[START]
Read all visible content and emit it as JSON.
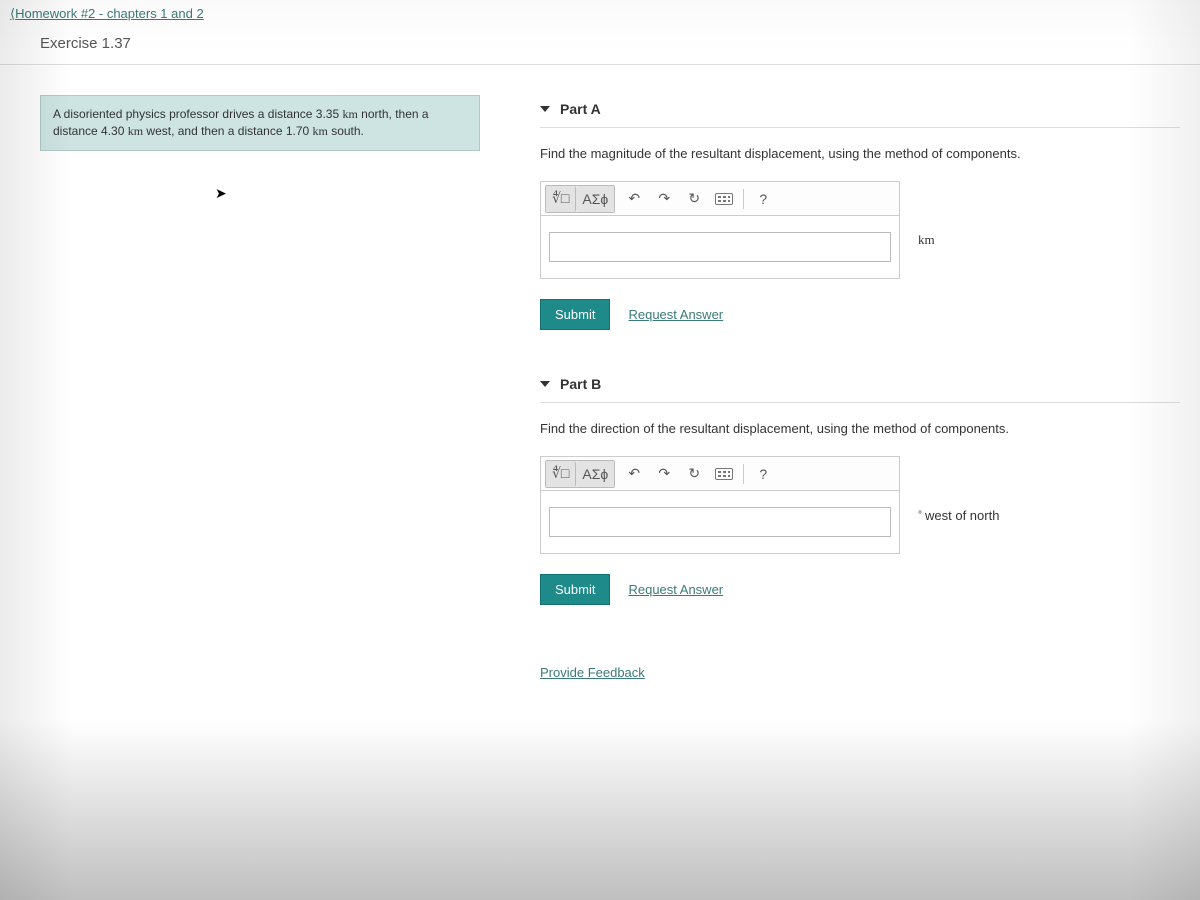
{
  "nav": {
    "back_label": "Homework #2 - chapters 1 and 2",
    "exercise_label": "Exercise 1.37"
  },
  "problem": {
    "text_1": "A disoriented physics professor drives a distance 3.35 ",
    "unit_1": "km",
    "text_2": " north, then a distance 4.30 ",
    "unit_2": "km",
    "text_3": " west, and then a distance 1.70 ",
    "unit_3": "km",
    "text_4": " south."
  },
  "toolbar": {
    "templates_label": "∜□",
    "greek_label": "ΑΣϕ",
    "undo_symbol": "↶",
    "redo_symbol": "↷",
    "reset_symbol": "↻",
    "help_symbol": "?"
  },
  "part_a": {
    "title": "Part A",
    "prompt": "Find the magnitude of the resultant displacement, using the method of components.",
    "unit": "km",
    "submit_label": "Submit",
    "request_label": "Request Answer"
  },
  "part_b": {
    "title": "Part B",
    "prompt": "Find the direction of the resultant displacement, using the method of components.",
    "unit": "west of north",
    "degree_symbol": "°",
    "submit_label": "Submit",
    "request_label": "Request Answer"
  },
  "feedback_label": "Provide Feedback"
}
[END]
* WHAT THE TASK ASKS:
Return all of the entries word for word, but omit the pictures.

* TASK OUTPUT:
Read all visible content and emit it as JSON.
{
  "nav": {
    "back_label": "Homework #2 - chapters 1 and 2",
    "exercise_label": "Exercise 1.37"
  },
  "problem": {
    "text_1": "A disoriented physics professor drives a distance 3.35 ",
    "unit_1": "km",
    "text_2": " north, then a distance 4.30 ",
    "unit_2": "km",
    "text_3": " west, and then a distance 1.70 ",
    "unit_3": "km",
    "text_4": " south."
  },
  "toolbar": {
    "templates_label": "∜□",
    "greek_label": "ΑΣϕ",
    "undo_symbol": "↶",
    "redo_symbol": "↷",
    "reset_symbol": "↻",
    "help_symbol": "?"
  },
  "part_a": {
    "title": "Part A",
    "prompt": "Find the magnitude of the resultant displacement, using the method of components.",
    "unit": "km",
    "submit_label": "Submit",
    "request_label": "Request Answer"
  },
  "part_b": {
    "title": "Part B",
    "prompt": "Find the direction of the resultant displacement, using the method of components.",
    "unit": "west of north",
    "degree_symbol": "°",
    "submit_label": "Submit",
    "request_label": "Request Answer"
  },
  "feedback_label": "Provide Feedback"
}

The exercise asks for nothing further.